━━━━━ Source extract

Bonivital Flames
- Full name: Bonivital Soccer Club
- Founded: 1979
- Stadium: Memorial Park Turf Field at St. Vital Park
- Chairman: Kevin Dick
- Head coach: Jean-Baptiste Pierazzi (men) Tonya Derkson (women)
- League: Prairies Premier League
- 2026: 1st (Women) 3rd (Men)
- Website: www.bonivitalsoccer.com
| Home colours | Away colours |

= Bonivital Flames =

Bonivital Soccer Club, commonly known as the Bonvital Flames, is a Canadian semi-professional soccer club based in Winnipeg, Manitoba that competes in the men's and women's division of the Prairies Premier League.

==History==
In 1979, the club was founded, as the St. Boniface-St. Vital Soccer Association, as a youth soccer club to serve the south-east Winnipeg community. The club plays at a turf field installed at St. Vital Memorial Park, which was originally built as a training facility for the 2015 FIFA Women's World Cup. In October 2017, the club's U17 boys team, won the Canadian national championship. In August 2021, they became a youth partner club of profession Canadian Premier League side Valour FC.

━━━━━━━━━━

**Exercise aim**: Rewrite the portion of the club profile above starting at "Bonivital Soccer Club, commonly" and ending at "Prairies Premier League.", replacing "semi-professional" with "amateur".

━━━━━ Data shown

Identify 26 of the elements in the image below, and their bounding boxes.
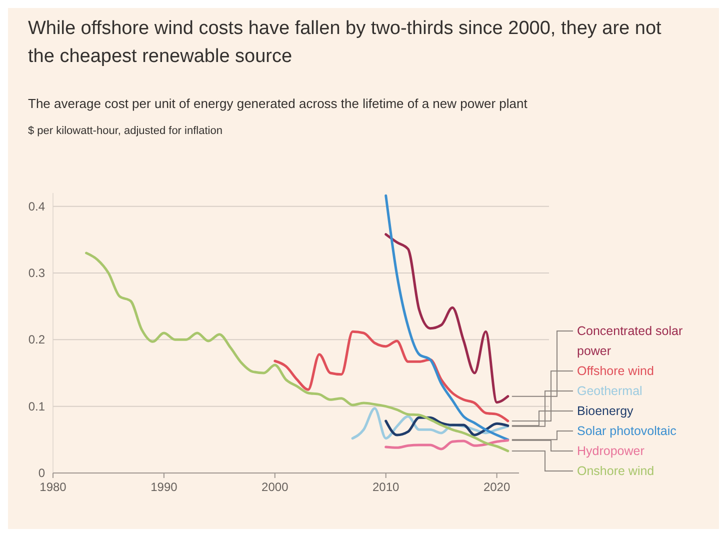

━━━━━━━━━━

**Correct response**:
Bonivital Soccer Club, commonly known as the Bonvital Flames, is a Canadian amateur soccer club based in Winnipeg, Manitoba that competes in the men's and women's division of the Prairies Premier League.